- _Records for processing_:

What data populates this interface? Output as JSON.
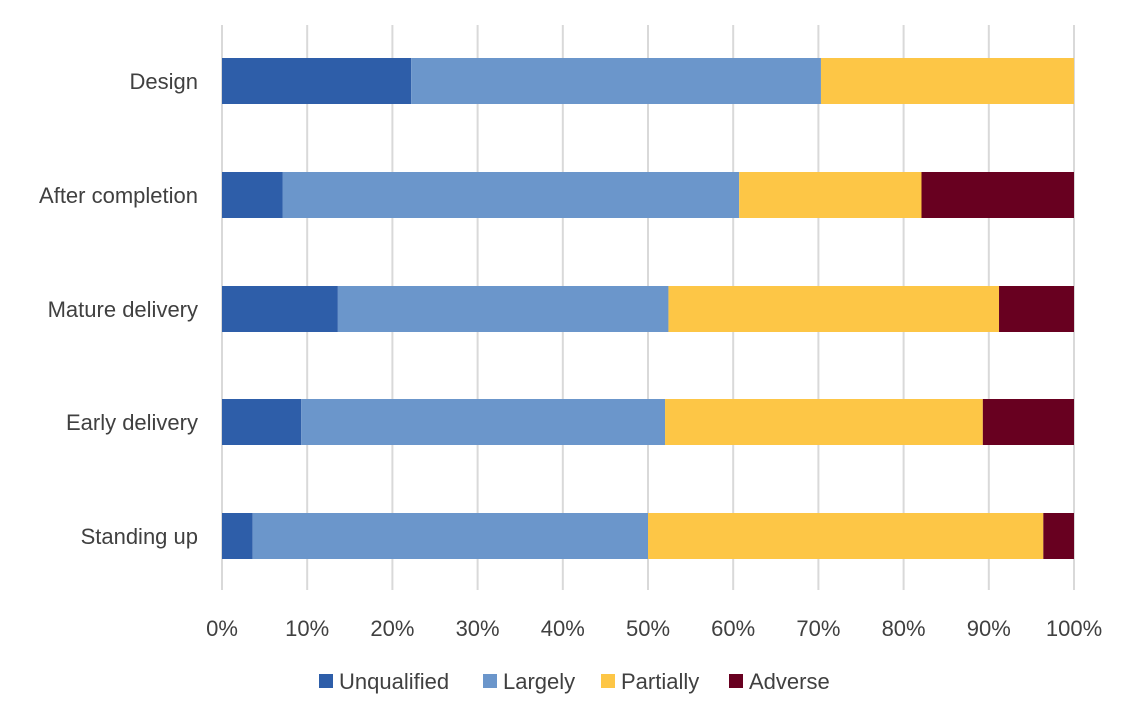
{
  "chart_data": {
    "type": "bar",
    "orientation": "horizontal",
    "stacked": "percent",
    "categories": [
      "Design",
      "After completion",
      "Mature delivery",
      "Early delivery",
      "Standing up"
    ],
    "series": [
      {
        "name": "Unqualified",
        "color": "#2e5ea9",
        "values": [
          22.2,
          7.1,
          13.6,
          9.3,
          3.6
        ]
      },
      {
        "name": "Largely",
        "color": "#6b96cb",
        "values": [
          48.1,
          53.6,
          38.8,
          42.7,
          46.4
        ]
      },
      {
        "name": "Partially",
        "color": "#fdc646",
        "values": [
          29.7,
          21.4,
          38.8,
          37.3,
          46.4
        ]
      },
      {
        "name": "Adverse",
        "color": "#680020",
        "values": [
          0.0,
          17.9,
          8.8,
          10.7,
          3.6
        ]
      }
    ],
    "xlim": [
      0,
      100
    ],
    "xticks": [
      "0%",
      "10%",
      "20%",
      "30%",
      "40%",
      "50%",
      "60%",
      "70%",
      "80%",
      "90%",
      "100%"
    ],
    "grid": true,
    "legend_position": "bottom",
    "title": "",
    "xlabel": "",
    "ylabel": ""
  }
}
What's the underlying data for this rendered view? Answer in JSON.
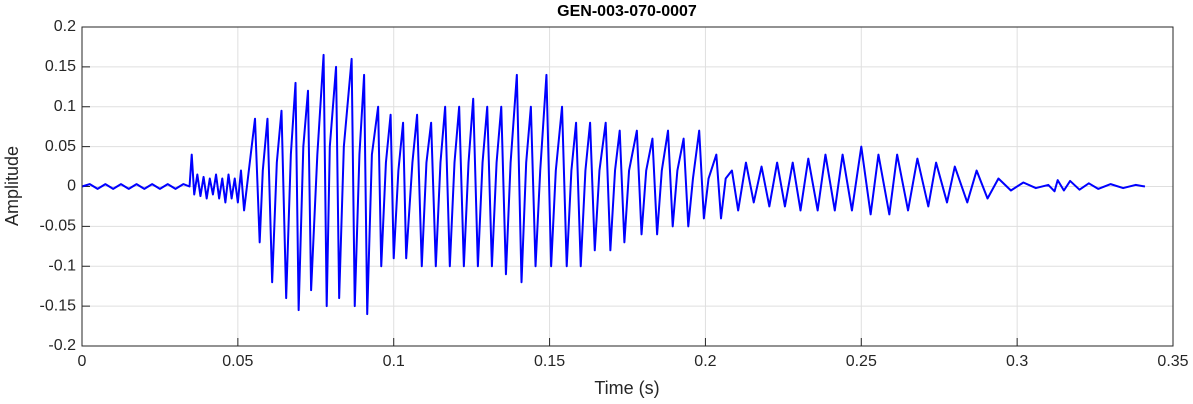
{
  "chart_data": {
    "type": "line",
    "title": "GEN-003-070-0007",
    "x_label": "Time (s)",
    "y_label": "Amplitude",
    "xlim": [
      0,
      0.35
    ],
    "xticks": [
      0,
      0.05,
      0.1,
      0.15,
      0.2,
      0.25,
      0.3,
      0.35
    ],
    "ylim": [
      -0.2,
      0.2
    ],
    "yticks": [
      -0.2,
      -0.15,
      -0.1,
      -0.05,
      0,
      0.05,
      0.1,
      0.15,
      0.2
    ],
    "grid": true,
    "x": [
      0,
      0.0025,
      0.005,
      0.0075,
      0.01,
      0.0125,
      0.015,
      0.0175,
      0.02,
      0.0225,
      0.025,
      0.0275,
      0.03,
      0.0325,
      0.0345,
      0.0352,
      0.036,
      0.037,
      0.038,
      0.039,
      0.04,
      0.041,
      0.042,
      0.043,
      0.044,
      0.045,
      0.046,
      0.047,
      0.048,
      0.049,
      0.05,
      0.051,
      0.052,
      0.0555,
      0.057,
      0.058,
      0.0595,
      0.061,
      0.0625,
      0.064,
      0.0655,
      0.067,
      0.0685,
      0.0695,
      0.071,
      0.0725,
      0.0735,
      0.0755,
      0.0775,
      0.0785,
      0.0795,
      0.0815,
      0.0825,
      0.084,
      0.0865,
      0.0875,
      0.089,
      0.0905,
      0.0915,
      0.093,
      0.095,
      0.096,
      0.0975,
      0.099,
      0.1,
      0.1015,
      0.103,
      0.104,
      0.106,
      0.1075,
      0.109,
      0.1105,
      0.112,
      0.1135,
      0.115,
      0.1165,
      0.118,
      0.1195,
      0.121,
      0.1225,
      0.124,
      0.1255,
      0.127,
      0.1285,
      0.13,
      0.1315,
      0.133,
      0.1345,
      0.136,
      0.1375,
      0.1395,
      0.141,
      0.1425,
      0.144,
      0.1455,
      0.147,
      0.149,
      0.1505,
      0.152,
      0.154,
      0.1555,
      0.157,
      0.1585,
      0.16,
      0.1615,
      0.163,
      0.1645,
      0.166,
      0.168,
      0.1695,
      0.171,
      0.1725,
      0.174,
      0.1755,
      0.178,
      0.1795,
      0.181,
      0.183,
      0.1845,
      0.186,
      0.188,
      0.1895,
      0.191,
      0.193,
      0.1945,
      0.196,
      0.198,
      0.1995,
      0.201,
      0.2035,
      0.205,
      0.2065,
      0.2085,
      0.2105,
      0.213,
      0.2155,
      0.218,
      0.2205,
      0.223,
      0.2255,
      0.228,
      0.2305,
      0.233,
      0.236,
      0.2385,
      0.2415,
      0.244,
      0.247,
      0.25,
      0.253,
      0.2555,
      0.259,
      0.2615,
      0.265,
      0.268,
      0.2715,
      0.274,
      0.2775,
      0.28,
      0.284,
      0.287,
      0.2905,
      0.294,
      0.298,
      0.302,
      0.306,
      0.31,
      0.312,
      0.313,
      0.315,
      0.317,
      0.32,
      0.323,
      0.326,
      0.33,
      0.334,
      0.338,
      0.341
    ],
    "series": [
      {
        "color": "#0000ff",
        "values": [
          0,
          0.003,
          -0.003,
          0.003,
          -0.003,
          0.003,
          -0.003,
          0.003,
          -0.003,
          0.003,
          -0.003,
          0.003,
          -0.003,
          0.003,
          0,
          0.04,
          -0.01,
          0.015,
          -0.012,
          0.012,
          -0.015,
          0.01,
          -0.01,
          0.015,
          -0.015,
          0.01,
          -0.02,
          0.015,
          -0.015,
          0.01,
          -0.02,
          0.02,
          -0.03,
          0.085,
          -0.07,
          0.02,
          0.085,
          -0.12,
          0.03,
          0.095,
          -0.14,
          0.04,
          0.13,
          -0.155,
          0.05,
          0.12,
          -0.13,
          0.04,
          0.165,
          -0.15,
          0.05,
          0.15,
          -0.14,
          0.05,
          0.16,
          -0.15,
          0.04,
          0.14,
          -0.16,
          0.04,
          0.1,
          -0.1,
          0.03,
          0.09,
          -0.09,
          0.02,
          0.08,
          -0.09,
          0.03,
          0.09,
          -0.1,
          0.03,
          0.08,
          -0.1,
          0.03,
          0.1,
          -0.1,
          0.03,
          0.1,
          -0.1,
          0.03,
          0.11,
          -0.1,
          0.03,
          0.1,
          -0.1,
          0.03,
          0.1,
          -0.11,
          0.03,
          0.14,
          -0.12,
          0.03,
          0.1,
          -0.1,
          0.02,
          0.14,
          -0.1,
          0.02,
          0.1,
          -0.1,
          0.02,
          0.08,
          -0.1,
          0.02,
          0.08,
          -0.08,
          0.02,
          0.08,
          -0.08,
          0.02,
          0.07,
          -0.07,
          0.02,
          0.07,
          -0.06,
          0.02,
          0.06,
          -0.06,
          0.02,
          0.07,
          -0.05,
          0.02,
          0.06,
          -0.05,
          0.01,
          0.07,
          -0.04,
          0.01,
          0.04,
          -0.04,
          0.01,
          0.02,
          -0.03,
          0.03,
          -0.02,
          0.025,
          -0.025,
          0.03,
          -0.025,
          0.03,
          -0.03,
          0.035,
          -0.03,
          0.04,
          -0.03,
          0.04,
          -0.03,
          0.05,
          -0.035,
          0.04,
          -0.035,
          0.04,
          -0.03,
          0.035,
          -0.025,
          0.03,
          -0.02,
          0.025,
          -0.02,
          0.02,
          -0.015,
          0.01,
          -0.005,
          0.005,
          -0.002,
          0.002,
          -0.006,
          0.008,
          -0.005,
          0.007,
          -0.004,
          0.004,
          -0.003,
          0.003,
          -0.002,
          0.002,
          0
        ]
      }
    ]
  }
}
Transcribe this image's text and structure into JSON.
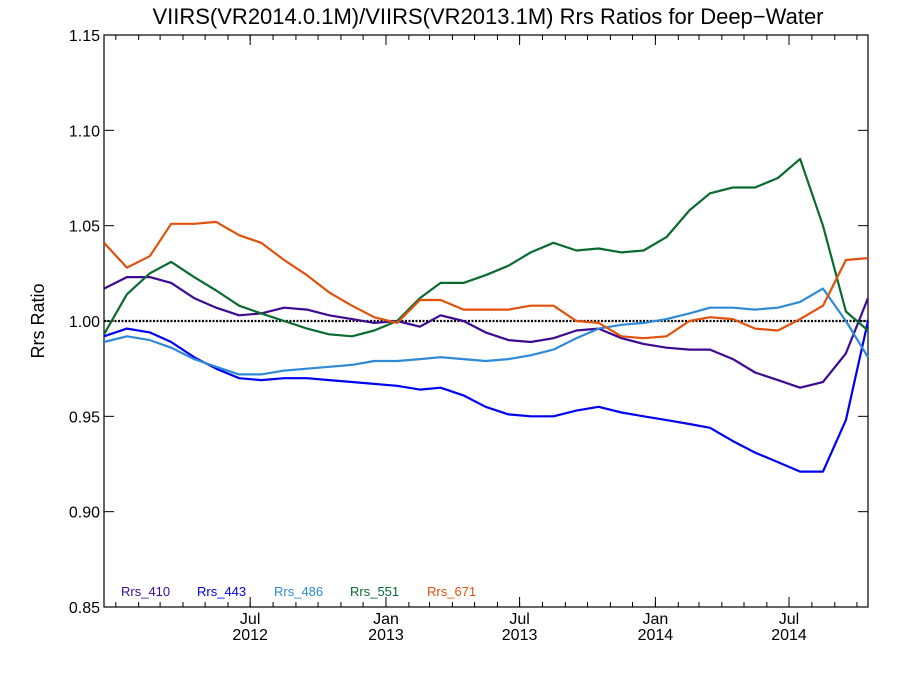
{
  "chart_data": {
    "type": "line",
    "title": "VIIRS(VR2014.0.1M)/VIIRS(VR2013.1M)  Rrs Ratios for Deep−Water",
    "xlabel": "",
    "ylabel": "Rrs Ratio",
    "ylim": [
      0.85,
      1.15
    ],
    "xlim": [
      "2011-12-16",
      "2014-10-16"
    ],
    "grid": false,
    "legend_position": "bottom-left",
    "y_ticks": [
      "0.85",
      "0.90",
      "0.95",
      "1.00",
      "1.05",
      "1.10",
      "1.15"
    ],
    "x_ticks": [
      {
        "date": "2012-07-01",
        "month": "Jul",
        "year": "2012"
      },
      {
        "date": "2013-01-01",
        "month": "Jan",
        "year": "2013"
      },
      {
        "date": "2013-07-01",
        "month": "Jul",
        "year": "2013"
      },
      {
        "date": "2014-01-01",
        "month": "Jan",
        "year": "2014"
      },
      {
        "date": "2014-07-01",
        "month": "Jul",
        "year": "2014"
      }
    ],
    "reference_line": 1.0,
    "x": [
      "2011-12-16",
      "2012-01-16",
      "2012-02-16",
      "2012-03-16",
      "2012-04-16",
      "2012-05-16",
      "2012-06-16",
      "2012-07-16",
      "2012-08-16",
      "2012-09-16",
      "2012-10-16",
      "2012-11-16",
      "2012-12-16",
      "2013-01-16",
      "2013-02-16",
      "2013-03-16",
      "2013-04-16",
      "2013-05-16",
      "2013-06-16",
      "2013-07-16",
      "2013-08-16",
      "2013-09-16",
      "2013-10-16",
      "2013-11-16",
      "2013-12-16",
      "2014-01-16",
      "2014-02-16",
      "2014-03-16",
      "2014-04-16",
      "2014-05-16",
      "2014-06-16",
      "2014-07-16",
      "2014-08-16",
      "2014-09-16",
      "2014-10-16"
    ],
    "series": [
      {
        "name": "Rrs_410",
        "color": "#3d0a91",
        "values": [
          1.017,
          1.023,
          1.023,
          1.02,
          1.012,
          1.007,
          1.003,
          1.004,
          1.007,
          1.006,
          1.003,
          1.001,
          0.999,
          1.0,
          0.997,
          1.003,
          1.0,
          0.994,
          0.99,
          0.989,
          0.991,
          0.995,
          0.996,
          0.991,
          0.988,
          0.986,
          0.985,
          0.985,
          0.98,
          0.973,
          0.969,
          0.965,
          0.968,
          0.983,
          1.012
        ]
      },
      {
        "name": "Rrs_443",
        "color": "#0000f0",
        "values": [
          0.992,
          0.996,
          0.994,
          0.989,
          0.981,
          0.975,
          0.97,
          0.969,
          0.97,
          0.97,
          0.969,
          0.968,
          0.967,
          0.966,
          0.964,
          0.965,
          0.961,
          0.955,
          0.951,
          0.95,
          0.95,
          0.953,
          0.955,
          0.952,
          0.95,
          0.948,
          0.946,
          0.944,
          0.937,
          0.931,
          0.926,
          0.921,
          0.921,
          0.948,
          1.0
        ]
      },
      {
        "name": "Rrs_486",
        "color": "#2e8ad6",
        "values": [
          0.989,
          0.992,
          0.99,
          0.986,
          0.98,
          0.976,
          0.972,
          0.972,
          0.974,
          0.975,
          0.976,
          0.977,
          0.979,
          0.979,
          0.98,
          0.981,
          0.98,
          0.979,
          0.98,
          0.982,
          0.985,
          0.991,
          0.996,
          0.998,
          0.999,
          1.001,
          1.004,
          1.007,
          1.007,
          1.006,
          1.007,
          1.01,
          1.017,
          1.0,
          0.981
        ]
      },
      {
        "name": "Rrs_551",
        "color": "#0a6b31",
        "values": [
          0.993,
          1.014,
          1.025,
          1.031,
          1.023,
          1.016,
          1.008,
          1.004,
          1.0,
          0.996,
          0.993,
          0.992,
          0.995,
          1.0,
          1.012,
          1.02,
          1.02,
          1.024,
          1.029,
          1.036,
          1.041,
          1.037,
          1.038,
          1.036,
          1.037,
          1.044,
          1.058,
          1.067,
          1.07,
          1.07,
          1.075,
          1.085,
          1.05,
          1.005,
          0.995
        ]
      },
      {
        "name": "Rrs_671",
        "color": "#e0510c",
        "values": [
          1.041,
          1.028,
          1.034,
          1.051,
          1.051,
          1.052,
          1.045,
          1.041,
          1.032,
          1.024,
          1.015,
          1.008,
          1.002,
          0.999,
          1.011,
          1.011,
          1.006,
          1.006,
          1.006,
          1.008,
          1.008,
          1.0,
          0.999,
          0.992,
          0.991,
          0.992,
          1.0,
          1.002,
          1.001,
          0.996,
          0.995,
          1.001,
          1.008,
          1.032,
          1.033
        ]
      }
    ]
  }
}
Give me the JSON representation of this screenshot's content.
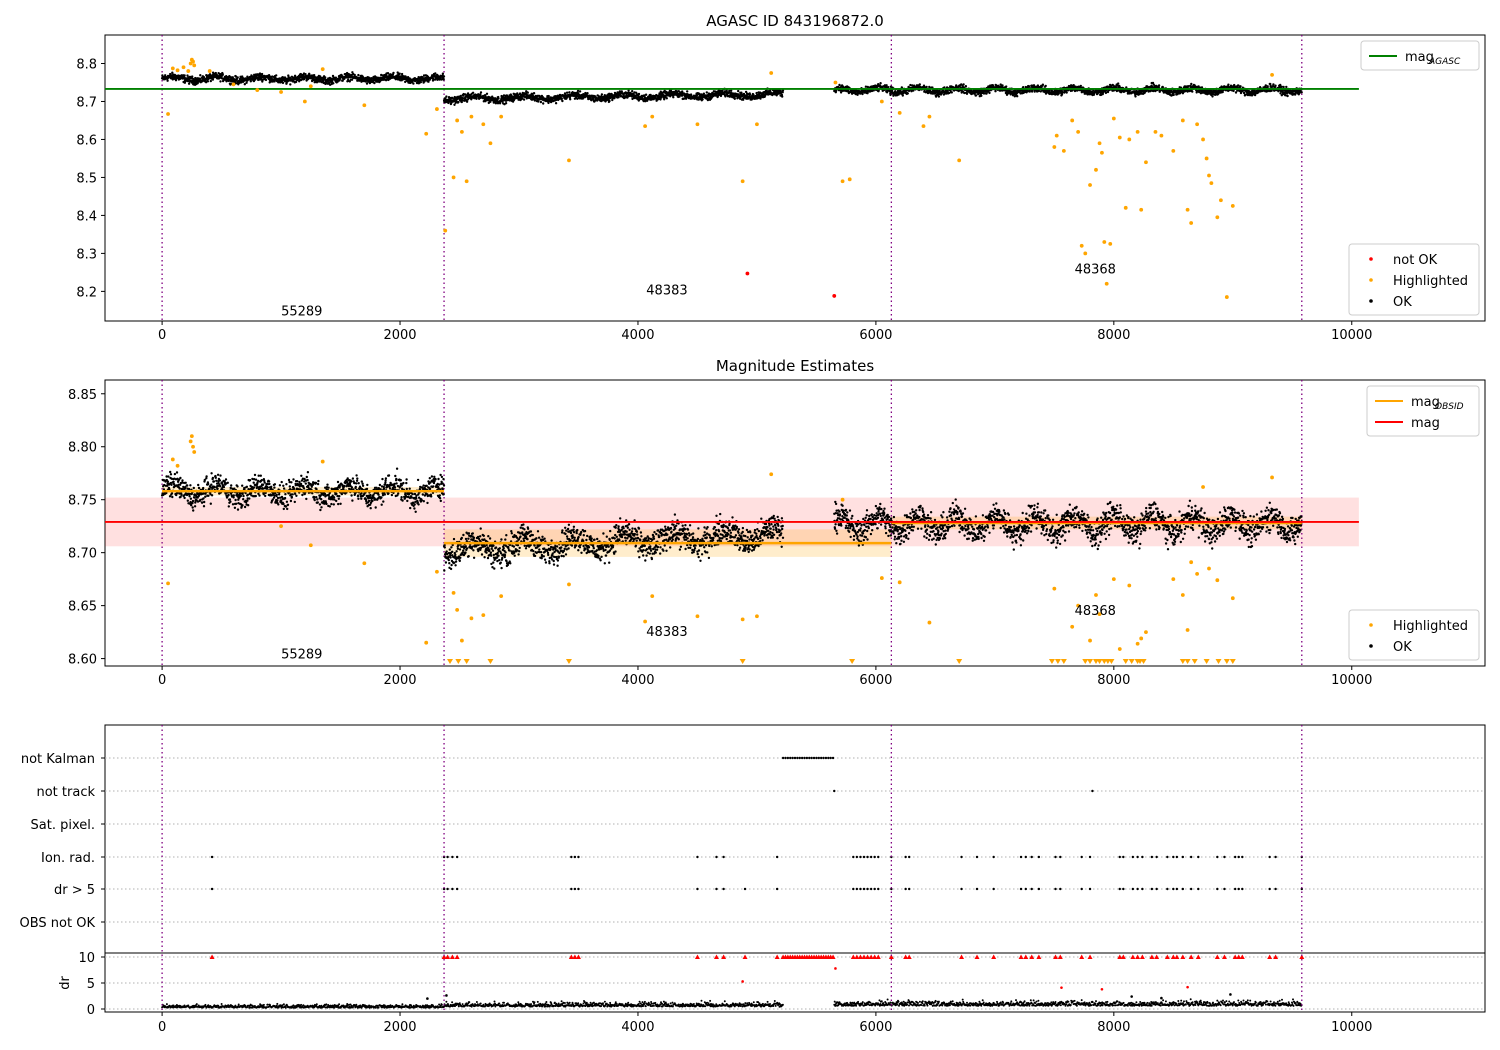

- _Challenge_:
Copy all lines above containing the string "JSON".

- _Reply_:
What data populates this interface? Output as JSON.
What's the underlying data for this rendered view? Answer in JSON.
Transcribe this image's text and structure into JSON.
Give me the JSON representation of this screenshot's content.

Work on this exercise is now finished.